Directive →
Identify each line below that contains the word "title", and copy it out.

Collected data →
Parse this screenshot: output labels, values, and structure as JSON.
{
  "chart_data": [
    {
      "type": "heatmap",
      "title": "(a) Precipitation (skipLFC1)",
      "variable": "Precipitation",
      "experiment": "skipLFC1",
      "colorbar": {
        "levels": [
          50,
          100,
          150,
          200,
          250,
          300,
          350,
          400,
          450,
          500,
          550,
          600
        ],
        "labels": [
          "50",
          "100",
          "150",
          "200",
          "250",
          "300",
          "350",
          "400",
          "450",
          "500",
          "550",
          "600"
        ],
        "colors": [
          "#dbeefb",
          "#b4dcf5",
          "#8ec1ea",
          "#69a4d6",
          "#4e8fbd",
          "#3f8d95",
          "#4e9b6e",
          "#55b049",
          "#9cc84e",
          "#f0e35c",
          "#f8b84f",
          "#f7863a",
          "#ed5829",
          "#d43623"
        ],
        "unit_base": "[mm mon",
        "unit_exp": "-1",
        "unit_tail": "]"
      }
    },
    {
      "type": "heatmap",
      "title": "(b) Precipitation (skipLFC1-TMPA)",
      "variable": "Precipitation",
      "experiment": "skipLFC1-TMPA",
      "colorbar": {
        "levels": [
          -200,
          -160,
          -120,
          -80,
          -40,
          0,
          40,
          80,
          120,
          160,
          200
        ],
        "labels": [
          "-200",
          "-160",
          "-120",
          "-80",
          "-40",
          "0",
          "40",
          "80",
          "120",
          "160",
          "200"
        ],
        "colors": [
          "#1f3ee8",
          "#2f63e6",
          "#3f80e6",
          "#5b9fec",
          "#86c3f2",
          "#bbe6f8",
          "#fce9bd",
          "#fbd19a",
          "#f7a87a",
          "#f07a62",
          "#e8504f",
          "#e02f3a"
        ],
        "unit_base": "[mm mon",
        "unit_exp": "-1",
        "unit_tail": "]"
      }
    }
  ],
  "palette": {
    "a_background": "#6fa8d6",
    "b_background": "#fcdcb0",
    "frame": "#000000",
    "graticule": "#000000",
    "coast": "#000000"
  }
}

Correct output →
      "title": "(a) Precipitation (skipLFC1)",
      "title": "(b) Precipitation (skipLFC1-TMPA)",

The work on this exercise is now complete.